-- START Supplied records --
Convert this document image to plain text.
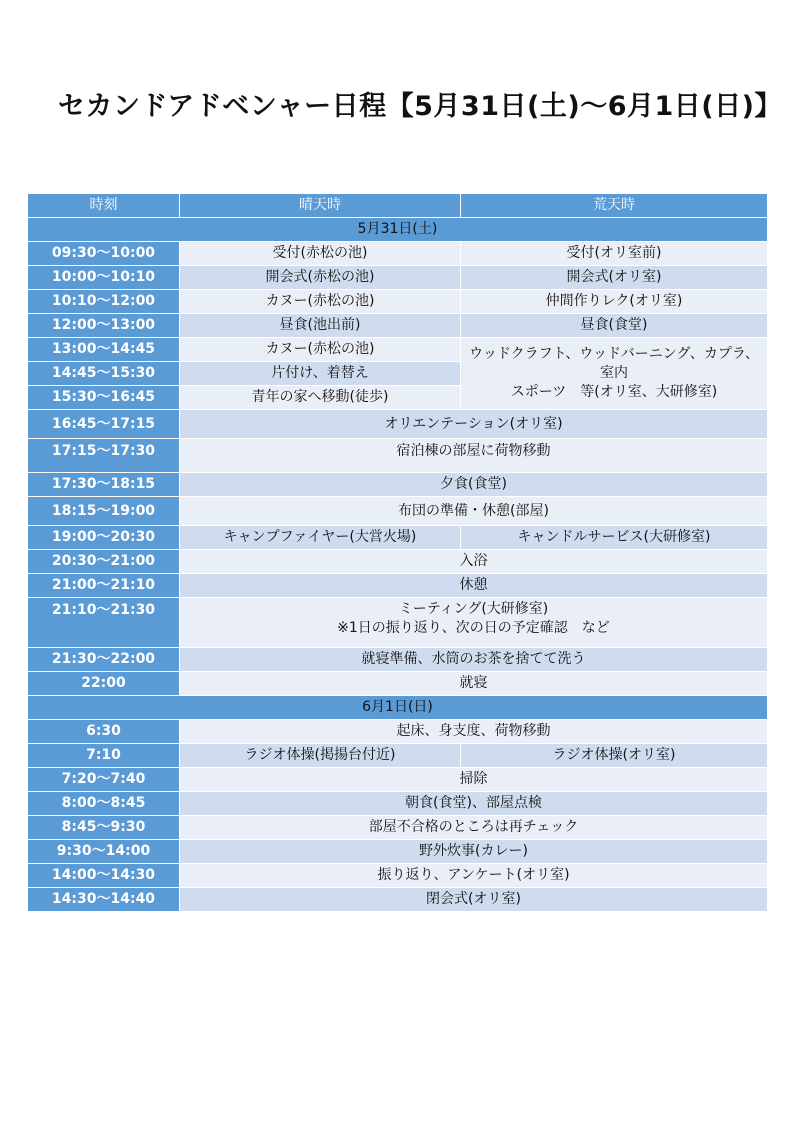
セカンドアドベンャー日程【5月31日(土)～6月1日(日)】
時刻	晴天時	荒天時
5月31日(土)		
09:30～10:00	受付(赤松の池)	受付(オリ室前)
10:00～10:10	開会式(赤松の池)	開会式(オリ室)
10:10～12:00	カヌー(赤松の池)	仲間作りレク(オリ室)
12:00～13:00	昼食(池出前)	昼食(食堂)
13:00～14:45	カヌー(赤松の池)	ウッドクラフト、ウッドバーニング、カプラ、室内
スポーツ　等(オリ室、大研修室)

14:45～15:30	片付け、着替え	
15:30～16:45	青年の家へ移動(徒歩)	
16:45～17:15	オリエンテーション(オリ室)	
17:15～17:30	宿泊棟の部屋に荷物移動	
17:30～18:15	夕食(食堂)	
18:15～19:00	布団の準備・休憩(部屋)	
19:00～20:30	キャンプファイヤー(大営火場)	キャンドルサービス(大研修室)
20:30～21:00	入浴	
21:00～21:10	休憩	
21:10～21:30	ミーティング(大研修室)
※1日の振り返り、次の日の予定確認　など	

21:30～22:00	就寝準備、水筒のお茶を捨てて洗う	
22:00	就寝	
6月1日(日)		
6:30	起床、身支度、荷物移動	
7:10	ラジオ体操(掲揚台付近)	ラジオ体操(オリ室)
7:20～7:40	掃除	
8:00～8:45	朝食(食堂)、部屋点検	
8:45～9:30	部屋不合格のところは再チェック	
9:30～14:00	野外炊事(カレー)	
14:00～14:30	振り返り、アンケート(オリ室)	
14:30～14:40	閉会式(オリ室)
-- END Supplied records --
Output all of the data exactly as it stands, minus any images.

Convert this document image to plain text.
セカンドアドベンャー日程【5月31日(土)～6月1日(日)】
時刻	晴天時	荒天時
5月31日(土)		
09:30～10:00	受付(赤松の池)	受付(オリ室前)
10:00～10:10	開会式(赤松の池)	開会式(オリ室)
10:10～12:00	カヌー(赤松の池)	仲間作りレク(オリ室)
12:00～13:00	昼食(池出前)	昼食(食堂)
13:00～14:45	カヌー(赤松の池)	ウッドクラフト、ウッドバーニング、カプラ、室内
スポーツ　等(オリ室、大研修室)

14:45～15:30	片付け、着替え	
15:30～16:45	青年の家へ移動(徒歩)	
16:45～17:15	オリエンテーション(オリ室)	
17:15～17:30	宿泊棟の部屋に荷物移動	
17:30～18:15	夕食(食堂)	
18:15～19:00	布団の準備・休憩(部屋)	
19:00～20:30	キャンプファイヤー(大営火場)	キャンドルサービス(大研修室)
20:30～21:00	入浴	
21:00～21:10	休憩	
21:10～21:30	ミーティング(大研修室)
※1日の振り返り、次の日の予定確認　など	

21:30～22:00	就寝準備、水筒のお茶を捨てて洗う	
22:00	就寝	
6月1日(日)		
6:30	起床、身支度、荷物移動	
7:10	ラジオ体操(掲揚台付近)	ラジオ体操(オリ室)
7:20～7:40	掃除	
8:00～8:45	朝食(食堂)、部屋点検	
8:45～9:30	部屋不合格のところは再チェック	
9:30～14:00	野外炊事(カレー)	
14:00～14:30	振り返り、アンケート(オリ室)	
14:30～14:40	閉会式(オリ室)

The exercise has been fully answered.